§ Directions: The data below should be printed in full, exactly, and without any of its images.

§ Material supplied:
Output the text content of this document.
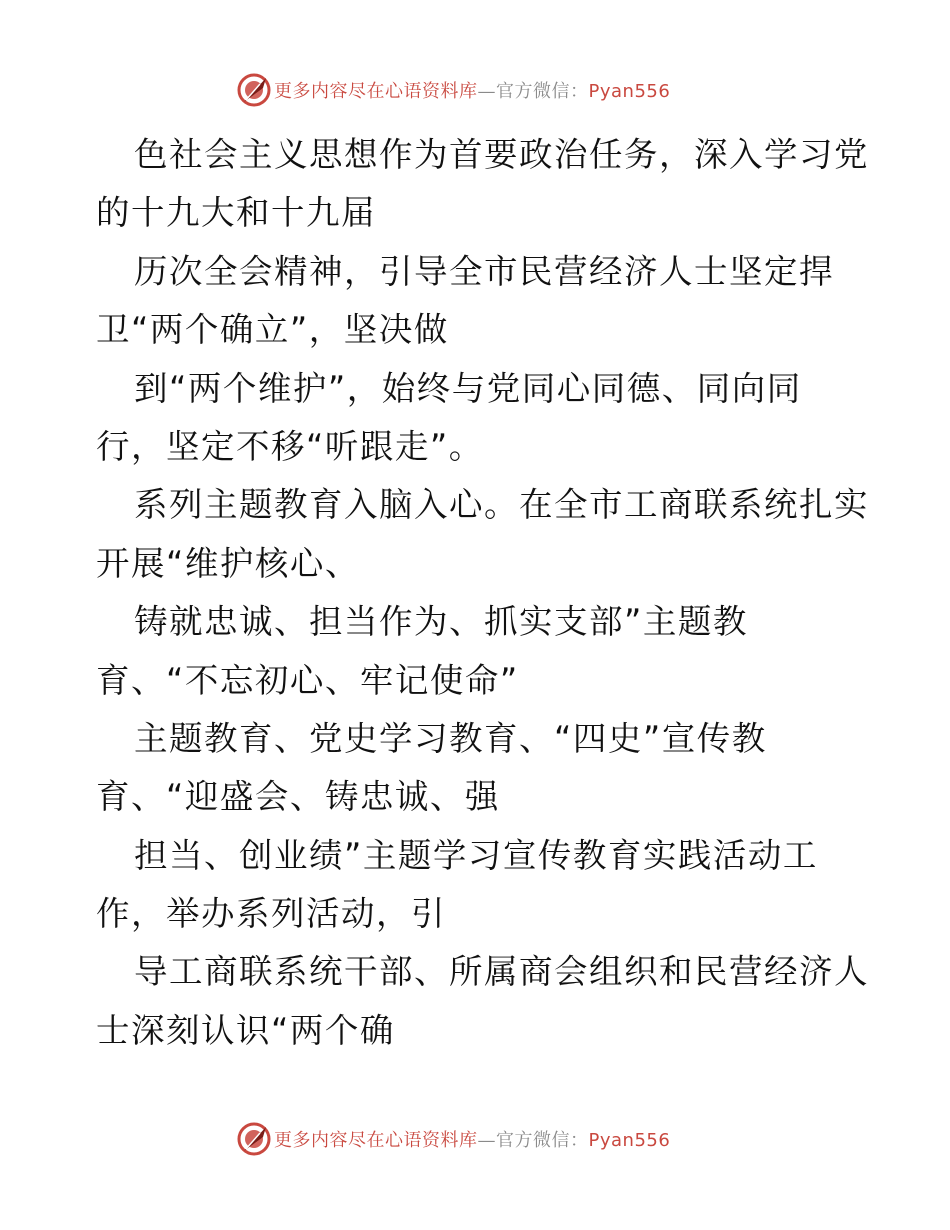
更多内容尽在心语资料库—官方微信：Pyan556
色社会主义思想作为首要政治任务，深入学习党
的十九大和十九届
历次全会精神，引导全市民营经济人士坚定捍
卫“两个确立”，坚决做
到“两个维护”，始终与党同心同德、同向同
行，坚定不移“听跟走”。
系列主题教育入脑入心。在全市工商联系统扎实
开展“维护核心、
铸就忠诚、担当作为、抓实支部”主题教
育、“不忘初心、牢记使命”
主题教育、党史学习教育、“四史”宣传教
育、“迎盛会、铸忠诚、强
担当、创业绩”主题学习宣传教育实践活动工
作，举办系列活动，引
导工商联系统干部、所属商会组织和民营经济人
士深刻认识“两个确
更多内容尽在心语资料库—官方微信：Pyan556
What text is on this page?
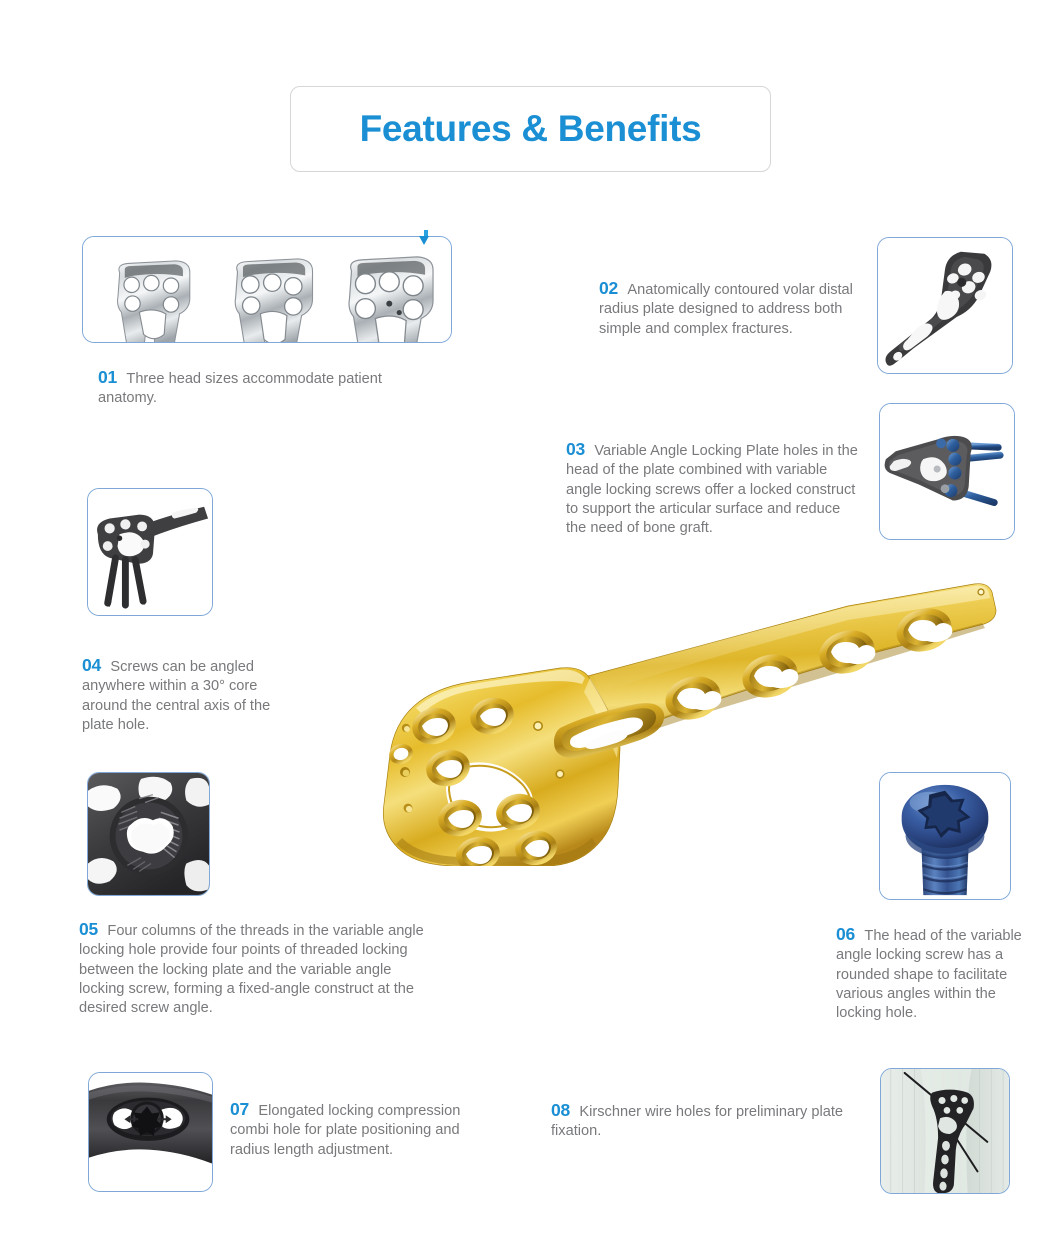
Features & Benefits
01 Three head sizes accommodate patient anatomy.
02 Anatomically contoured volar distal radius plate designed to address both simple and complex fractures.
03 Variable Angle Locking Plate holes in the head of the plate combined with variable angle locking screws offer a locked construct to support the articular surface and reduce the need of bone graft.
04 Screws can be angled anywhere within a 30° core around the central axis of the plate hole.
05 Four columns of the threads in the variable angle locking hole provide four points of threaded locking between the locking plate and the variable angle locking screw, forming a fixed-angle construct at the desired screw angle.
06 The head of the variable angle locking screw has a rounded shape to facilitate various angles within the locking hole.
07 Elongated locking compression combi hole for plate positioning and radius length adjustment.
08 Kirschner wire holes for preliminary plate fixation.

§ Exercise output:
Output the text content of this document.
更多内容尽在心语资料库—官方微信：Pyan556
色社会主义思想作为首要政治任务，深入学习党
的十九大和十九届
历次全会精神，引导全市民营经济人士坚定捍
卫“两个确立”，坚决做
到“两个维护”，始终与党同心同德、同向同
行，坚定不移“听跟走”。
系列主题教育入脑入心。在全市工商联系统扎实
开展“维护核心、
铸就忠诚、担当作为、抓实支部”主题教
育、“不忘初心、牢记使命”
主题教育、党史学习教育、“四史”宣传教
育、“迎盛会、铸忠诚、强
担当、创业绩”主题学习宣传教育实践活动工
作，举办系列活动，引
导工商联系统干部、所属商会组织和民营经济人
士深刻认识“两个确
更多内容尽在心语资料库—官方微信：Pyan556
What text is on this page?
Features & Benefits
01 Three head sizes accommodate patient anatomy.
02 Anatomically contoured volar distal radius plate designed to address both simple and complex fractures.
03 Variable Angle Locking Plate holes in the head of the plate combined with variable angle locking screws offer a locked construct to support the articular surface and reduce the need of bone graft.
04 Screws can be angled anywhere within a 30° core around the central axis of the plate hole.
05 Four columns of the threads in the variable angle locking hole provide four points of threaded locking between the locking plate and the variable angle locking screw, forming a fixed-angle construct at the desired screw angle.
06 The head of the variable angle locking screw has a rounded shape to facilitate various angles within the locking hole.
07 Elongated locking compression combi hole for plate positioning and radius length adjustment.
08 Kirschner wire holes for preliminary plate fixation.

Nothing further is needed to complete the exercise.